## start

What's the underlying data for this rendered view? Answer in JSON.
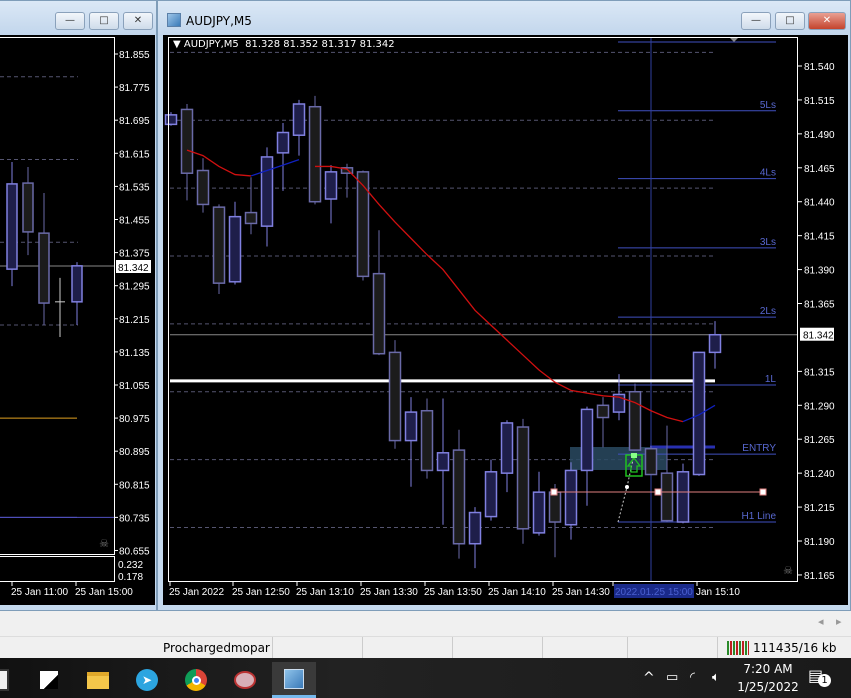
{
  "left_window": {
    "price_labels": [
      "81.855",
      "81.775",
      "81.695",
      "81.615",
      "81.535",
      "81.455",
      "81.375",
      "81.295",
      "81.215",
      "81.135",
      "81.055",
      "80.975",
      "80.895",
      "80.815",
      "80.735",
      "80.655"
    ],
    "current_price_tag": "81.342",
    "indicator_labels": [
      "0.232",
      "0.178"
    ],
    "time_labels": [
      "25 Jan 11:00",
      "25 Jan 15:00"
    ],
    "minimize": "—",
    "restore": "□",
    "close": "✕"
  },
  "main_window": {
    "title": "AUDJPY,M5",
    "minimize": "—",
    "restore": "□",
    "close": "✕",
    "chart_header": "▼ AUDJPY,M5  81.328 81.352 81.317 81.342",
    "current_price_tag": "81.342",
    "price_labels": [
      "81.540",
      "81.515",
      "81.490",
      "81.465",
      "81.440",
      "81.415",
      "81.390",
      "81.365",
      "81.315",
      "81.290",
      "81.265",
      "81.240",
      "81.215",
      "81.190",
      "81.165"
    ],
    "time_labels": [
      "25 Jan 2022",
      "25 Jan 12:50",
      "25 Jan 13:10",
      "25 Jan 13:30",
      "25 Jan 13:50",
      "25 Jan 14:10",
      "25 Jan 14:30",
      "2022.01.25 15:00",
      "Jan 15:10"
    ],
    "levels": [
      {
        "label": "5Ls",
        "price": 81.507
      },
      {
        "label": "4Ls",
        "price": 81.457
      },
      {
        "label": "3Ls",
        "price": 81.406
      },
      {
        "label": "2Ls",
        "price": 81.355
      },
      {
        "label": "1L",
        "price": 81.305
      },
      {
        "label": "ENTRY",
        "price": 81.254
      },
      {
        "label": "H1 Line",
        "price": 81.204
      }
    ],
    "colors": {
      "bull_body": "#1e1e4a",
      "bull_edge": "#8080e0",
      "bear_body": "#1c1c1c",
      "bear_edge": "#6a6aa8",
      "ma": "#d01010",
      "ma_alt": "#1020c0",
      "level": "#4050c0",
      "entry_zone": "#2a4a62",
      "trend_line": "#e08080",
      "signal": "#20c020"
    }
  },
  "chart_data": [
    {
      "type": "candlestick",
      "symbol": "AUDJPY,M5",
      "ylim": [
        81.165,
        81.54
      ],
      "grid": true,
      "candles": [
        [
          81.497,
          81.506,
          81.496,
          81.504
        ],
        [
          81.508,
          81.512,
          81.441,
          81.461
        ],
        [
          81.463,
          81.472,
          81.432,
          81.438
        ],
        [
          81.436,
          81.438,
          81.372,
          81.38
        ],
        [
          81.381,
          81.44,
          81.379,
          81.429
        ],
        [
          81.432,
          81.458,
          81.416,
          81.424
        ],
        [
          81.422,
          81.48,
          81.407,
          81.473
        ],
        [
          81.476,
          81.498,
          81.448,
          81.491
        ],
        [
          81.489,
          81.515,
          81.474,
          81.512
        ],
        [
          81.51,
          81.518,
          81.438,
          81.44
        ],
        [
          81.442,
          81.467,
          81.424,
          81.462
        ],
        [
          81.465,
          81.468,
          81.443,
          81.461
        ],
        [
          81.462,
          81.463,
          81.382,
          81.385
        ],
        [
          81.387,
          81.419,
          81.327,
          81.328
        ],
        [
          81.329,
          81.338,
          81.258,
          81.264
        ],
        [
          81.264,
          81.296,
          81.23,
          81.285
        ],
        [
          81.286,
          81.295,
          81.236,
          81.242
        ],
        [
          81.242,
          81.295,
          81.202,
          81.255
        ],
        [
          81.257,
          81.272,
          81.177,
          81.188
        ],
        [
          81.188,
          81.215,
          81.17,
          81.211
        ],
        [
          81.208,
          81.25,
          81.205,
          81.241
        ],
        [
          81.24,
          81.279,
          81.226,
          81.277
        ],
        [
          81.274,
          81.28,
          81.188,
          81.199
        ],
        [
          81.196,
          81.241,
          81.194,
          81.226
        ],
        [
          81.226,
          81.232,
          81.178,
          81.204
        ],
        [
          81.202,
          81.248,
          81.191,
          81.242
        ],
        [
          81.242,
          81.289,
          81.216,
          81.287
        ],
        [
          81.29,
          81.296,
          81.259,
          81.281
        ],
        [
          81.285,
          81.313,
          81.279,
          81.298
        ],
        [
          81.3,
          81.306,
          81.257,
          81.257
        ],
        [
          81.258,
          81.26,
          81.239,
          81.239
        ],
        [
          81.24,
          81.275,
          81.204,
          81.205
        ],
        [
          81.204,
          81.247,
          81.203,
          81.241
        ],
        [
          81.239,
          81.329,
          81.238,
          81.329
        ],
        [
          81.329,
          81.352,
          81.317,
          81.342
        ]
      ],
      "ma": [
        null,
        81.478,
        81.474,
        81.466,
        81.46,
        81.459,
        81.463,
        81.467,
        81.471,
        81.466,
        81.466,
        81.464,
        81.452,
        81.438,
        81.425,
        81.413,
        81.401,
        81.39,
        81.375,
        81.36,
        81.349,
        81.338,
        81.327,
        81.316,
        81.307,
        81.301,
        81.299,
        81.297,
        81.296,
        81.292,
        81.286,
        81.281,
        81.278,
        81.283,
        81.29
      ],
      "white_line": 81.308,
      "current_price": 81.342
    },
    {
      "type": "candlestick",
      "ylim": [
        80.655,
        81.855
      ],
      "candles": [
        [
          81.335,
          81.594,
          81.294,
          81.541
        ],
        [
          81.543,
          81.582,
          81.369,
          81.425
        ],
        [
          81.422,
          81.519,
          81.2,
          81.253
        ],
        [
          81.256,
          81.314,
          81.171,
          81.256
        ],
        [
          81.256,
          81.352,
          81.2,
          81.343
        ]
      ],
      "hlines": [
        {
          "price": 80.975,
          "color": "#e0a020"
        },
        {
          "price": 80.735,
          "color": "#5050c0"
        }
      ]
    }
  ],
  "hscroll": {
    "left": "◂",
    "right": "▸"
  },
  "status_bar": {
    "profile": "Prochargedmopar",
    "traffic": "111435/16 kb"
  },
  "taskbar": {
    "apps": [
      "calculator-icon",
      "notepad-icon",
      "file-explorer-icon",
      "telegram-icon",
      "chrome-icon",
      "snipping-tool-icon",
      "metatrader-icon"
    ],
    "time": "7:20 AM",
    "date": "1/25/2022",
    "notifications": "1"
  }
}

## end

The task>
Set down every entry word for word, but omit the pictures.

Written response>
What's the underlying data for this rendered view? Answer in JSON.
{
  "left_window": {
    "price_labels": [
      "81.855",
      "81.775",
      "81.695",
      "81.615",
      "81.535",
      "81.455",
      "81.375",
      "81.295",
      "81.215",
      "81.135",
      "81.055",
      "80.975",
      "80.895",
      "80.815",
      "80.735",
      "80.655"
    ],
    "current_price_tag": "81.342",
    "indicator_labels": [
      "0.232",
      "0.178"
    ],
    "time_labels": [
      "25 Jan 11:00",
      "25 Jan 15:00"
    ],
    "minimize": "—",
    "restore": "□",
    "close": "✕"
  },
  "main_window": {
    "title": "AUDJPY,M5",
    "minimize": "—",
    "restore": "□",
    "close": "✕",
    "chart_header": "▼ AUDJPY,M5  81.328 81.352 81.317 81.342",
    "current_price_tag": "81.342",
    "price_labels": [
      "81.540",
      "81.515",
      "81.490",
      "81.465",
      "81.440",
      "81.415",
      "81.390",
      "81.365",
      "81.315",
      "81.290",
      "81.265",
      "81.240",
      "81.215",
      "81.190",
      "81.165"
    ],
    "time_labels": [
      "25 Jan 2022",
      "25 Jan 12:50",
      "25 Jan 13:10",
      "25 Jan 13:30",
      "25 Jan 13:50",
      "25 Jan 14:10",
      "25 Jan 14:30",
      "2022.01.25 15:00",
      "Jan 15:10"
    ],
    "levels": [
      {
        "label": "5Ls",
        "price": 81.507
      },
      {
        "label": "4Ls",
        "price": 81.457
      },
      {
        "label": "3Ls",
        "price": 81.406
      },
      {
        "label": "2Ls",
        "price": 81.355
      },
      {
        "label": "1L",
        "price": 81.305
      },
      {
        "label": "ENTRY",
        "price": 81.254
      },
      {
        "label": "H1 Line",
        "price": 81.204
      }
    ],
    "colors": {
      "bull_body": "#1e1e4a",
      "bull_edge": "#8080e0",
      "bear_body": "#1c1c1c",
      "bear_edge": "#6a6aa8",
      "ma": "#d01010",
      "ma_alt": "#1020c0",
      "level": "#4050c0",
      "entry_zone": "#2a4a62",
      "trend_line": "#e08080",
      "signal": "#20c020"
    }
  },
  "chart_data": [
    {
      "type": "candlestick",
      "symbol": "AUDJPY,M5",
      "ylim": [
        81.165,
        81.54
      ],
      "grid": true,
      "candles": [
        [
          81.497,
          81.506,
          81.496,
          81.504
        ],
        [
          81.508,
          81.512,
          81.441,
          81.461
        ],
        [
          81.463,
          81.472,
          81.432,
          81.438
        ],
        [
          81.436,
          81.438,
          81.372,
          81.38
        ],
        [
          81.381,
          81.44,
          81.379,
          81.429
        ],
        [
          81.432,
          81.458,
          81.416,
          81.424
        ],
        [
          81.422,
          81.48,
          81.407,
          81.473
        ],
        [
          81.476,
          81.498,
          81.448,
          81.491
        ],
        [
          81.489,
          81.515,
          81.474,
          81.512
        ],
        [
          81.51,
          81.518,
          81.438,
          81.44
        ],
        [
          81.442,
          81.467,
          81.424,
          81.462
        ],
        [
          81.465,
          81.468,
          81.443,
          81.461
        ],
        [
          81.462,
          81.463,
          81.382,
          81.385
        ],
        [
          81.387,
          81.419,
          81.327,
          81.328
        ],
        [
          81.329,
          81.338,
          81.258,
          81.264
        ],
        [
          81.264,
          81.296,
          81.23,
          81.285
        ],
        [
          81.286,
          81.295,
          81.236,
          81.242
        ],
        [
          81.242,
          81.295,
          81.202,
          81.255
        ],
        [
          81.257,
          81.272,
          81.177,
          81.188
        ],
        [
          81.188,
          81.215,
          81.17,
          81.211
        ],
        [
          81.208,
          81.25,
          81.205,
          81.241
        ],
        [
          81.24,
          81.279,
          81.226,
          81.277
        ],
        [
          81.274,
          81.28,
          81.188,
          81.199
        ],
        [
          81.196,
          81.241,
          81.194,
          81.226
        ],
        [
          81.226,
          81.232,
          81.178,
          81.204
        ],
        [
          81.202,
          81.248,
          81.191,
          81.242
        ],
        [
          81.242,
          81.289,
          81.216,
          81.287
        ],
        [
          81.29,
          81.296,
          81.259,
          81.281
        ],
        [
          81.285,
          81.313,
          81.279,
          81.298
        ],
        [
          81.3,
          81.306,
          81.257,
          81.257
        ],
        [
          81.258,
          81.26,
          81.239,
          81.239
        ],
        [
          81.24,
          81.275,
          81.204,
          81.205
        ],
        [
          81.204,
          81.247,
          81.203,
          81.241
        ],
        [
          81.239,
          81.329,
          81.238,
          81.329
        ],
        [
          81.329,
          81.352,
          81.317,
          81.342
        ]
      ],
      "ma": [
        null,
        81.478,
        81.474,
        81.466,
        81.46,
        81.459,
        81.463,
        81.467,
        81.471,
        81.466,
        81.466,
        81.464,
        81.452,
        81.438,
        81.425,
        81.413,
        81.401,
        81.39,
        81.375,
        81.36,
        81.349,
        81.338,
        81.327,
        81.316,
        81.307,
        81.301,
        81.299,
        81.297,
        81.296,
        81.292,
        81.286,
        81.281,
        81.278,
        81.283,
        81.29
      ],
      "white_line": 81.308,
      "current_price": 81.342
    },
    {
      "type": "candlestick",
      "ylim": [
        80.655,
        81.855
      ],
      "candles": [
        [
          81.335,
          81.594,
          81.294,
          81.541
        ],
        [
          81.543,
          81.582,
          81.369,
          81.425
        ],
        [
          81.422,
          81.519,
          81.2,
          81.253
        ],
        [
          81.256,
          81.314,
          81.171,
          81.256
        ],
        [
          81.256,
          81.352,
          81.2,
          81.343
        ]
      ],
      "hlines": [
        {
          "price": 80.975,
          "color": "#e0a020"
        },
        {
          "price": 80.735,
          "color": "#5050c0"
        }
      ]
    }
  ],
  "hscroll": {
    "left": "◂",
    "right": "▸"
  },
  "status_bar": {
    "profile": "Prochargedmopar",
    "traffic": "111435/16 kb"
  },
  "taskbar": {
    "apps": [
      "calculator-icon",
      "notepad-icon",
      "file-explorer-icon",
      "telegram-icon",
      "chrome-icon",
      "snipping-tool-icon",
      "metatrader-icon"
    ],
    "time": "7:20 AM",
    "date": "1/25/2022",
    "notifications": "1"
  }
}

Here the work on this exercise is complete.